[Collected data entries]
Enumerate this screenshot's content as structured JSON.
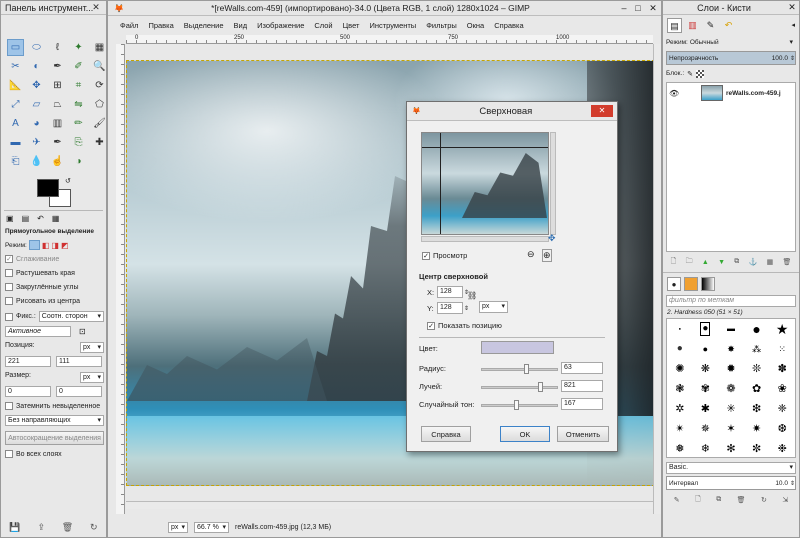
{
  "toolbox": {
    "title": "Панель инструмент...",
    "section_title": "Прямоугольное выделение",
    "mode_label": "Режим:",
    "antialias_label": "Сглаживание",
    "feather_label": "Растушевать края",
    "rounded_label": "Закруглённые углы",
    "from_center_label": "Рисовать из центра",
    "fixed_label": "Фикс.:",
    "fixed_value": "Соотн. сторон",
    "active_value": "Активное",
    "position_label": "Позиция:",
    "position_unit": "px",
    "pos_x": "221",
    "pos_y": "111",
    "size_label": "Размер:",
    "size_unit": "px",
    "size_w": "0",
    "size_h": "0",
    "darken_label": "Затемнить невыделенное",
    "guides_value": "Без направляющих",
    "autoshrink_label": "Автосокращение выделения",
    "all_layers_label": "Во всех слоях"
  },
  "image_window": {
    "title": "*[reWalls.com-459] (импортировано)-34.0 (Цвета RGB, 1 слой) 1280x1024 – GIMP",
    "menu": [
      "Файл",
      "Правка",
      "Выделение",
      "Вид",
      "Изображение",
      "Слой",
      "Цвет",
      "Инструменты",
      "Фильтры",
      "Окна",
      "Справка"
    ],
    "ruler_ticks": [
      "0",
      "250",
      "500",
      "750",
      "1000"
    ],
    "status_unit": "px",
    "zoom": "66.7 %",
    "status_text": "reWalls.com-459.jpg (12,3 МБ)"
  },
  "dialog": {
    "title": "Сверхновая",
    "preview_label": "Просмотр",
    "center_heading": "Центр сверхновой",
    "x_label": "X:",
    "x_value": "128",
    "y_label": "Y:",
    "y_value": "128",
    "unit": "px",
    "show_position_label": "Показать позицию",
    "color_label": "Цвет:",
    "color_value": "#c8c6e0",
    "radius_label": "Радиус:",
    "radius_value": "63",
    "rays_label": "Лучей:",
    "rays_value": "821",
    "hue_label": "Случайный тон:",
    "hue_value": "167",
    "help_button": "Справка",
    "ok_button": "OK",
    "cancel_button": "Отменить"
  },
  "layers": {
    "title": "Слои - Кисти",
    "mode_label": "Режим:",
    "mode_value": "Обычный",
    "opacity_label": "Непрозрачность",
    "opacity_value": "100.0",
    "lock_label": "Блок.:",
    "layer_name": "reWalls.com-459.j",
    "brush_filter_placeholder": "фильтр по меткам",
    "brush_name": "2. Hardness 050 (51 × 51)",
    "brush_preset": "Basic.",
    "spacing_label": "Интервал",
    "spacing_value": "10.0"
  },
  "colors": {
    "accent": "#3c82c8",
    "close_red": "#d23c2c",
    "selection_blue": "#9ec4e8"
  }
}
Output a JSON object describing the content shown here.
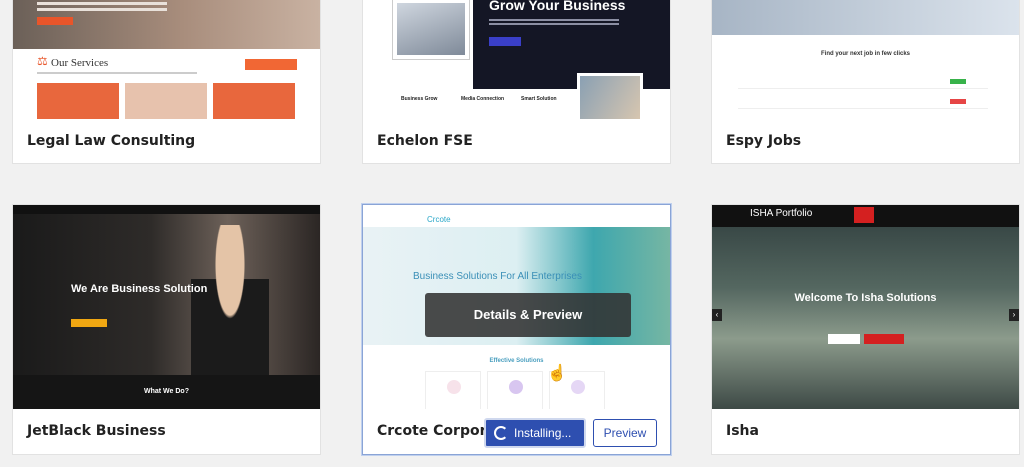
{
  "cards": {
    "legal": {
      "title": "Legal Law Consulting",
      "services_heading": "Our Services"
    },
    "echelon": {
      "title": "Echelon FSE",
      "hero_heading": "Grow Your Business",
      "features": [
        "Business Grow",
        "Media Connection",
        "Smart Solution"
      ]
    },
    "espy": {
      "title": "Espy Jobs",
      "find_heading": "Find your next job in few clicks"
    },
    "jetblack": {
      "title": "JetBlack Business",
      "hero_heading": "We Are Business Solution",
      "what_heading": "What We Do?"
    },
    "crcote": {
      "title": "Crcote Corporat",
      "logo": "Crcote",
      "hero_heading": "Business Solutions For All Enterprises",
      "overlay_label": "Details & Preview",
      "effective_heading": "Effective Solutions",
      "installing_label": "Installing...",
      "preview_label": "Preview"
    },
    "isha": {
      "title": "Isha",
      "logo": "ISHA Portfolio",
      "hero_heading": "Welcome To Isha Solutions"
    }
  },
  "icons": {
    "installing": "spinner-icon",
    "cursor": "hand-pointer-icon"
  },
  "colors": {
    "accent_blue": "#2e4fb0",
    "orange": "#f16734",
    "red": "#d42020"
  }
}
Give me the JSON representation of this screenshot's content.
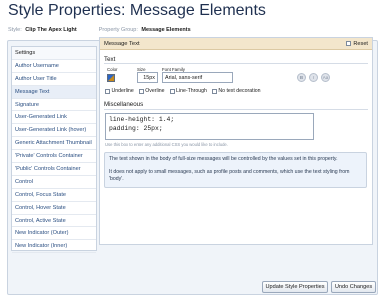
{
  "page": {
    "title": "Style Properties: Message Elements"
  },
  "sub_bar": {
    "style_label": "Style:",
    "style_value": "Clip The Apex Light",
    "group_label": "Property Group:",
    "group_value": "Message Elements"
  },
  "sidebar": {
    "items": [
      "Settings",
      "Author Username",
      "Author User Title",
      "Message Text",
      "Signature",
      "User-Generated Link",
      "User-Generated Link (hover)",
      "Generic Attachment Thumbnail",
      "'Private' Controls Container",
      "'Public' Controls Container",
      "Control",
      "Control, Focus State",
      "Control, Hover State",
      "Control, Active State",
      "New Indicator (Outer)",
      "New Indicator (Inner)"
    ],
    "active_index": 3
  },
  "panel": {
    "title": "Message Text",
    "reset_label": "Reset",
    "text_section": {
      "title": "Text",
      "color_label": "Color",
      "size_label": "Size",
      "font_family_label": "Font Family",
      "size_value": "15px",
      "font_family_value": "Arial, sans-serif",
      "bold_glyph": "B",
      "italic_glyph": "I",
      "case_glyph": "Aa",
      "swatch_colors": [
        "#2b66c7",
        "#c98a1a"
      ],
      "checks": [
        "Underline",
        "Overline",
        "Line-Through",
        "No text decoration"
      ]
    },
    "misc_section": {
      "title": "Miscellaneous",
      "css_value": "line-height: 1.4;\npadding: 25px;",
      "hint": "Use this box to enter any additional CSS you would like to include."
    },
    "info": {
      "line1": "The text shown in the body of full-size messages will be controlled by the values set in this property.",
      "line2": "It does not apply to small messages, such as profile posts and comments, which use the text styling from 'body'."
    }
  },
  "buttons": {
    "update": "Update Style Properties",
    "undo": "Undo Changes"
  }
}
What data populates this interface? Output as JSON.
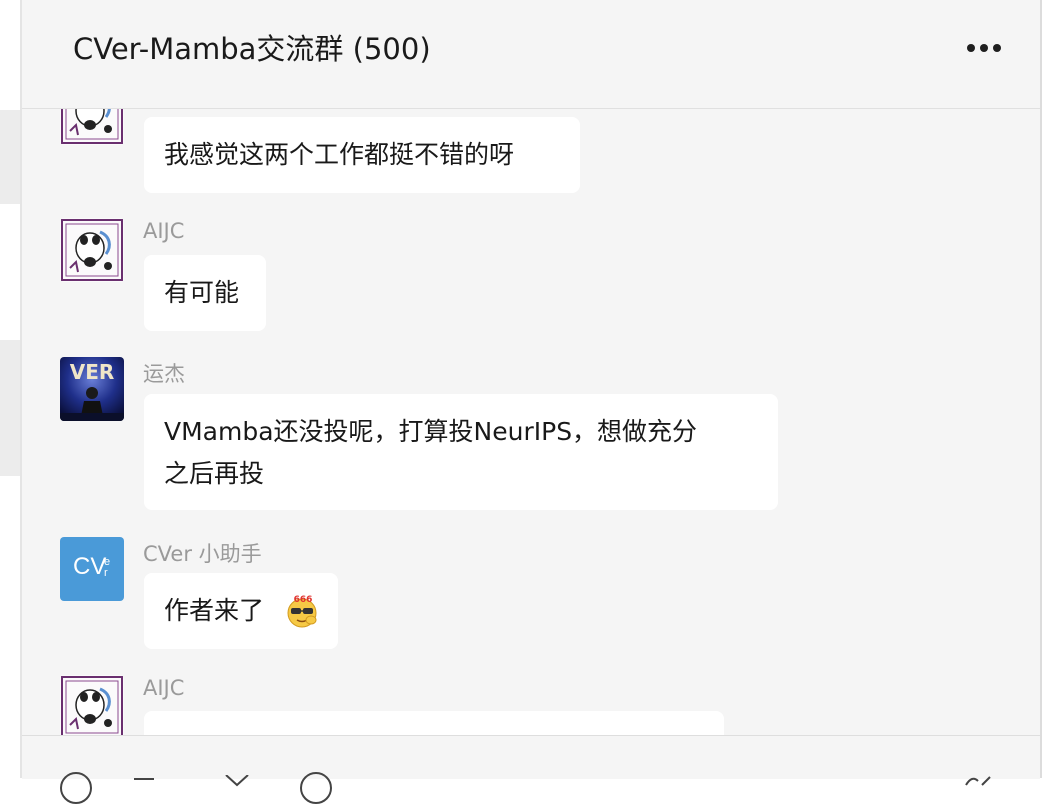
{
  "header": {
    "title": "CVer-Mamba交流群 (500)"
  },
  "messages": [
    {
      "sender": "",
      "avatar": "panda-illustration-avatar",
      "text_lines": [
        "我感觉这两个工作都挺不错的呀"
      ]
    },
    {
      "sender": "AIJC",
      "avatar": "panda-illustration-avatar",
      "text_lines": [
        "有可能"
      ]
    },
    {
      "sender": "运杰",
      "avatar": "ver-stage-photo-avatar",
      "text_lines": [
        "VMamba还没投呢，打算投NeurIPS，想做充分",
        "之后再投"
      ]
    },
    {
      "sender": "CVer 小助手",
      "avatar": "cver-logo-avatar",
      "avatar_text": "CV",
      "avatar_sup": "e",
      "avatar_sub": "r",
      "text_lines": [
        "作者来了"
      ],
      "emoji": "666-emoji",
      "emoji_text": "666"
    },
    {
      "sender": "AIJC",
      "avatar": "panda-illustration-avatar",
      "text_lines": [
        ""
      ]
    }
  ],
  "colors": {
    "chat_background": "#f5f5f5",
    "bubble": "#ffffff",
    "cver_blue": "#4a9ad8",
    "panda_frame": "#6a2f6f"
  },
  "composer": {
    "icons": [
      "emoji-icon",
      "folder-icon",
      "scissors-icon",
      "chat-history-icon",
      "voice-call-icon"
    ]
  }
}
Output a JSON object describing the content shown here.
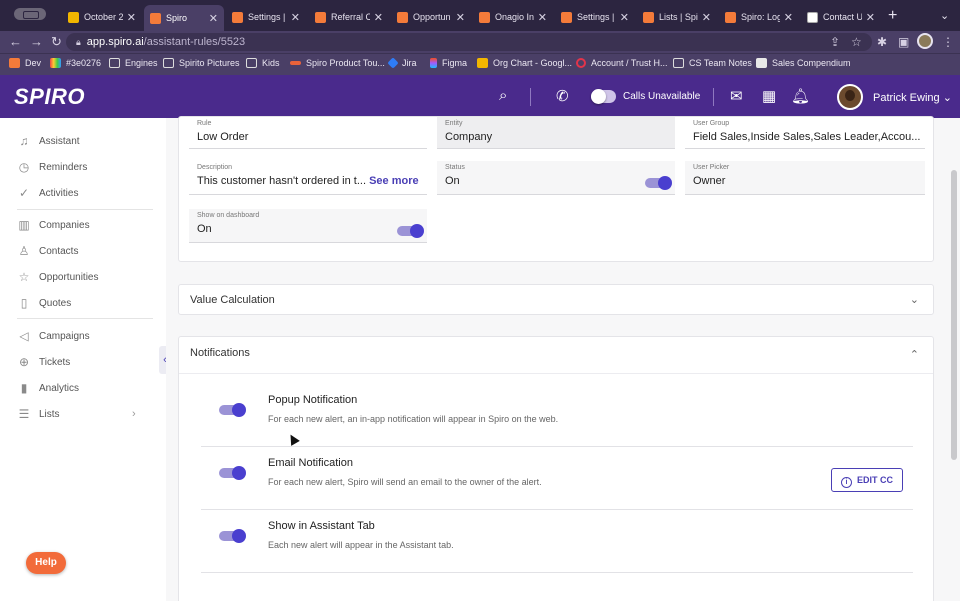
{
  "browser": {
    "tabs": [
      {
        "title": "October 2",
        "favicon": "gslide",
        "active": false
      },
      {
        "title": "Spiro",
        "favicon": "spiro",
        "active": true
      },
      {
        "title": "Settings |",
        "favicon": "spiro",
        "active": false
      },
      {
        "title": "Referral C",
        "favicon": "spiro",
        "active": false
      },
      {
        "title": "Opportun",
        "favicon": "spiro",
        "active": false
      },
      {
        "title": "Onagio In",
        "favicon": "spiro",
        "active": false
      },
      {
        "title": "Settings |",
        "favicon": "spiro",
        "active": false
      },
      {
        "title": "Lists | Spi",
        "favicon": "spiro",
        "active": false
      },
      {
        "title": "Spiro: Log",
        "favicon": "spiro",
        "active": false
      },
      {
        "title": "Contact U",
        "favicon": "page",
        "active": false
      }
    ],
    "url_host": "app.spiro.ai",
    "url_path": "/assistant-rules/5523",
    "bookmarks": [
      "Dev",
      "#3e0276",
      "Engines",
      "Spirito Pictures",
      "Kids",
      "Spiro Product Tou...",
      "Jira",
      "Figma",
      "Org Chart - Googl...",
      "Account / Trust H...",
      "CS Team Notes",
      "Sales Compendium"
    ]
  },
  "header": {
    "logo": "SPIRO",
    "calls_status": "Calls Unavailable",
    "user_name": "Patrick Ewing"
  },
  "sidebar": {
    "items": [
      {
        "label": "Assistant",
        "icon": "bell-icon"
      },
      {
        "label": "Reminders",
        "icon": "clock-icon"
      },
      {
        "label": "Activities",
        "icon": "check-circle-icon"
      },
      {
        "label": "Companies",
        "icon": "building-icon"
      },
      {
        "label": "Contacts",
        "icon": "person-icon"
      },
      {
        "label": "Opportunities",
        "icon": "star-icon"
      },
      {
        "label": "Quotes",
        "icon": "clipboard-icon"
      },
      {
        "label": "Campaigns",
        "icon": "megaphone-icon"
      },
      {
        "label": "Tickets",
        "icon": "lifebuoy-icon"
      },
      {
        "label": "Analytics",
        "icon": "bar-chart-icon"
      },
      {
        "label": "Lists",
        "icon": "list-icon"
      }
    ],
    "help_label": "Help"
  },
  "rule": {
    "rule_label": "Rule",
    "rule_value": "Low Order",
    "entity_label": "Entity",
    "entity_value": "Company",
    "user_group_label": "User Group",
    "user_group_value": "Field Sales,Inside Sales,Sales Leader,Accou...",
    "description_label": "Description",
    "description_value": "This customer hasn't ordered in t...",
    "see_more": "See more",
    "status_label": "Status",
    "status_value": "On",
    "user_picker_label": "User Picker",
    "user_picker_value": "Owner",
    "dashboard_label": "Show on dashboard",
    "dashboard_value": "On"
  },
  "sections": {
    "value_calculation": "Value Calculation",
    "notifications": "Notifications"
  },
  "notifications": [
    {
      "title": "Popup Notification",
      "desc": "For each new alert, an in-app notification will appear in Spiro on the web.",
      "enabled": true
    },
    {
      "title": "Email Notification",
      "desc": "For each new alert, Spiro will send an email to the owner of the alert.",
      "enabled": true,
      "action": "EDIT CC"
    },
    {
      "title": "Show in Assistant Tab",
      "desc": "Each new alert will appear in the Assistant tab.",
      "enabled": true
    }
  ],
  "colors": {
    "brand": "#4a2a8c",
    "accent": "#4a3fcf",
    "help": "#f26b3a"
  }
}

◆ **YOUR TASK**:
Copy out each line of the data where the string "notifications" appears.

◆ **COMPLETE RESPONSE**:
    "notifications": "Notifications"
  "notifications": [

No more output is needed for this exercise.